▶ STATED GOAL:
Can you write out the performance budgets passage again, starting with "A performance budget" and going on through "is in place.", with "the 75th percentile" updated to "the 90th percentile"?

** START READING PASSAGE **

Every performance improvement is one feature away from being undone. A new analytics tag adds 80kb of JS. A new hero image adds 1.2s to LCP. A new third-party widget adds 200ms to INP. Each is a small change shipped in a single PR, none reviewed for performance impact. Six months later, your CWV scores are back where they started.

The budget concept

A performance budget is a hard limit on a measurable metric — total JS size, total CSS size, LCP, INP, CLS, image bytes. When a PR exceeds the budget, the CI fails the check and the PR can't merge until either the regression is fixed or the budget is explicitly raised (with a justification).

What to budget

Start with three budgets: total compressed JS shipped on the homepage, LCP at the 75th percentile, INP at the 75th percentile. These three cover 80% of CWV regressions. Add more granular budgets (CSS size, font count, third-party request count) once the foundation is in place.

Tools

Lighthouse CI is the most common tool. It runs Lighthouse against your PR's preview deployment and fails the check if scores drop below thresholds. SpeedCurve, Calibre and Cloudflare Web Analytics offer more sophisticated budgeting with real-world data. Pick the tool that fits your stack — but ship something, even if it's basic.

** END READING PASSAGE **
** START EXCERPTED RECORDS **

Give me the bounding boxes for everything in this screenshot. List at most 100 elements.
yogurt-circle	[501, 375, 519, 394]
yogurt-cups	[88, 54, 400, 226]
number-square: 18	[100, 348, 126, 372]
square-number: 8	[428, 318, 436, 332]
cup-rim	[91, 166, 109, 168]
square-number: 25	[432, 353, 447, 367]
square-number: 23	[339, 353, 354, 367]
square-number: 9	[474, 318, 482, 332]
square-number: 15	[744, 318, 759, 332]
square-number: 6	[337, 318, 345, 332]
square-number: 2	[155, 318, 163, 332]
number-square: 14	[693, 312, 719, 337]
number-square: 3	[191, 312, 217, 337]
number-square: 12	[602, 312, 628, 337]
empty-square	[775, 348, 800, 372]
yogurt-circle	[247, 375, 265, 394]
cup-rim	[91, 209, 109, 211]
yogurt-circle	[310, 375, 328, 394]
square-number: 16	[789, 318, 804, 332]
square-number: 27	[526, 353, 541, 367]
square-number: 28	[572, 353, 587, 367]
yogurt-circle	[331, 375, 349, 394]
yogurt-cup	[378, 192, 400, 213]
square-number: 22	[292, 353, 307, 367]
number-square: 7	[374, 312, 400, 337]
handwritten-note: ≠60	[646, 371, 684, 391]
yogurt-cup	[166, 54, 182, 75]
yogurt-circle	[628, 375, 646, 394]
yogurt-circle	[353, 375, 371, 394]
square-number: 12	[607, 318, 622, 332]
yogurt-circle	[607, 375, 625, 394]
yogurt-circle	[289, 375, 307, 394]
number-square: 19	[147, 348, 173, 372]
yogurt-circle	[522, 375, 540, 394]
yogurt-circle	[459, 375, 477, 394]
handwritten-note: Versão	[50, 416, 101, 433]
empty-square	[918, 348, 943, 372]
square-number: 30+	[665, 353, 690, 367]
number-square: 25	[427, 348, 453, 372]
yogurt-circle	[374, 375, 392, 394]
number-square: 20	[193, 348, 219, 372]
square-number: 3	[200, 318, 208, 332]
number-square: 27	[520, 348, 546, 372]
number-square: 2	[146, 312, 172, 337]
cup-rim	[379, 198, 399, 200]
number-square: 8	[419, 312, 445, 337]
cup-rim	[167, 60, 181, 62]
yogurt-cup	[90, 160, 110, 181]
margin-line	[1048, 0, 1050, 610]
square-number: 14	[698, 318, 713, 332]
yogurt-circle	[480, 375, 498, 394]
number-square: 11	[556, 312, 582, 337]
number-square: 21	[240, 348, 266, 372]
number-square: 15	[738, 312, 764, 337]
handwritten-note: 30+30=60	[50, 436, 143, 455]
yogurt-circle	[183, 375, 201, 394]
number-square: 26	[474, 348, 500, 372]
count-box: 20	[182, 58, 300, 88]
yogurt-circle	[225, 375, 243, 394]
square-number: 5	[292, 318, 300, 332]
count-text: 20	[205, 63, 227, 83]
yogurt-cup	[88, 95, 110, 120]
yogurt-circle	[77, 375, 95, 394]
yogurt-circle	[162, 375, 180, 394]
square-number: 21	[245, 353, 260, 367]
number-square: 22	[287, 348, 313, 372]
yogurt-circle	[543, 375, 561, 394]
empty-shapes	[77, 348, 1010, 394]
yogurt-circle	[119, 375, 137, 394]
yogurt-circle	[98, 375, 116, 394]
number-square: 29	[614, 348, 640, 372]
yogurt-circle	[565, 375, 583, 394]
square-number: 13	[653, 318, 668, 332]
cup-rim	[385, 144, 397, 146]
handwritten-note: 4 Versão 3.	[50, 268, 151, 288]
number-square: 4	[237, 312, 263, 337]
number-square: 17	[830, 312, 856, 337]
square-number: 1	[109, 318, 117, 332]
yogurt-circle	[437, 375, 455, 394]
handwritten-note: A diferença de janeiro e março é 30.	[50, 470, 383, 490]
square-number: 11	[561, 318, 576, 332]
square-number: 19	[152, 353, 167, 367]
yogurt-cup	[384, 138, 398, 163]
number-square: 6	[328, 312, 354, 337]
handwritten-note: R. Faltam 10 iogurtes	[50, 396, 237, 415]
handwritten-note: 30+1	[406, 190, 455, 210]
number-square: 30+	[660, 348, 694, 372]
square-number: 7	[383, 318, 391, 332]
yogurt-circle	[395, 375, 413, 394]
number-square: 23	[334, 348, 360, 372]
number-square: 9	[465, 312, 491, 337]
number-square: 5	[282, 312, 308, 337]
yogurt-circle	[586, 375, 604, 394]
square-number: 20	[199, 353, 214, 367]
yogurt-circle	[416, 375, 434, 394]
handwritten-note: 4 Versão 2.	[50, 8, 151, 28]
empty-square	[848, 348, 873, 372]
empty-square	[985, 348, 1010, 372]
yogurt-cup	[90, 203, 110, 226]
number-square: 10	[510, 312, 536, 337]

** END EXCERPTED RECORDS **
** START EXCERPTED RECORDS **

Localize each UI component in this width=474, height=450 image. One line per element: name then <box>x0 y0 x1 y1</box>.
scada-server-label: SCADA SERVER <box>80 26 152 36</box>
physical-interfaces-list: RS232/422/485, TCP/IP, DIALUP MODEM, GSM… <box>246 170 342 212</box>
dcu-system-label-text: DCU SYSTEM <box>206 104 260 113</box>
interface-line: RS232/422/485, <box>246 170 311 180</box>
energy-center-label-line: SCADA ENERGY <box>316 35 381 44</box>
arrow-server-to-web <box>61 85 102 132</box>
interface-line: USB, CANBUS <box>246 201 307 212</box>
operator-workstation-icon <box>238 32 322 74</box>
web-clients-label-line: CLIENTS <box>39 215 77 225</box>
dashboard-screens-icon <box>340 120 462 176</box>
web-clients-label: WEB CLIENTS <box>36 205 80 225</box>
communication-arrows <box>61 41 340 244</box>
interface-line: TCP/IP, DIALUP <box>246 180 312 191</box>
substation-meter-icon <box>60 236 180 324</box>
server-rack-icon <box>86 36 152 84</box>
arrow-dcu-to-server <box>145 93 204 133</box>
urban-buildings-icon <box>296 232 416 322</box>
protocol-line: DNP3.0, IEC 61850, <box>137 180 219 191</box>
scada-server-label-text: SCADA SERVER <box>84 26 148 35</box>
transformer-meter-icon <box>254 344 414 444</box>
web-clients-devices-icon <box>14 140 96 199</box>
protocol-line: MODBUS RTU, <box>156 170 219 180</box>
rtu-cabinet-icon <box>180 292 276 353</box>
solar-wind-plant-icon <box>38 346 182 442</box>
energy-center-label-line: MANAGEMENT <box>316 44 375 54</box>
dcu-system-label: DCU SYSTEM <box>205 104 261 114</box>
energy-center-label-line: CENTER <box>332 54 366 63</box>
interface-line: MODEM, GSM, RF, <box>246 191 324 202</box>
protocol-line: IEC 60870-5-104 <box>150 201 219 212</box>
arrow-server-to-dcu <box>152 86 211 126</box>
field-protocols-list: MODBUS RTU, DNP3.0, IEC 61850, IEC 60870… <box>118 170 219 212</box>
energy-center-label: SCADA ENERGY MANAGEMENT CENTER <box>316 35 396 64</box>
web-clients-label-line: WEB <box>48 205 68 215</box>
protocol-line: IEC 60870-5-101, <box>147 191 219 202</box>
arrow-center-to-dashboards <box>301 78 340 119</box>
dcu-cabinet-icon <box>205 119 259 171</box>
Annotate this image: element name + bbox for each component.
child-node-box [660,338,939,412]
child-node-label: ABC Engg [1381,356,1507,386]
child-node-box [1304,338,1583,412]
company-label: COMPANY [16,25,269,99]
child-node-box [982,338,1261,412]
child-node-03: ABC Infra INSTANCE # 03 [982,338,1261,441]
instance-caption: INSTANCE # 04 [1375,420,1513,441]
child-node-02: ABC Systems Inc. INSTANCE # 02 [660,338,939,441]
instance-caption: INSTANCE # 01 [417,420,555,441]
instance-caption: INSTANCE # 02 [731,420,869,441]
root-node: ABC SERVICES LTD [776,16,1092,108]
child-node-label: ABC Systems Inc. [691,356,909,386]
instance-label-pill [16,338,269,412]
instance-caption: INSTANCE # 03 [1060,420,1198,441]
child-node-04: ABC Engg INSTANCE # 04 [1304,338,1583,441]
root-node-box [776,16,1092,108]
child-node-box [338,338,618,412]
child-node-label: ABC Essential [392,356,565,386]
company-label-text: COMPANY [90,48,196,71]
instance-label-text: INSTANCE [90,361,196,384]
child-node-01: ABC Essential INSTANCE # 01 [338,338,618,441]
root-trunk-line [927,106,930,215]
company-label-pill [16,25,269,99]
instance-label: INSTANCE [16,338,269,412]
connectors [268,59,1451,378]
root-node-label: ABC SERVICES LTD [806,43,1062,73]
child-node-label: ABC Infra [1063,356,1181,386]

** END EXCERPTED RECORDS **

▶ EXERCISE SOLUTION:
A performance budget is a hard limit on a measurable metric — total JS size, total CSS size, LCP, INP, CLS, image bytes. When a PR exceeds the budget, the CI fails the check and the PR can't merge until either the regression is fixed or the budget is explicitly raised (with a justification).

What to budget

Start with three budgets: total compressed JS shipped on the homepage, LCP at the 90th percentile, INP at the 90th percentile. These three cover 80% of CWV regressions. Add more granular budgets (CSS size, font count, third-party request count) once the foundation is in place.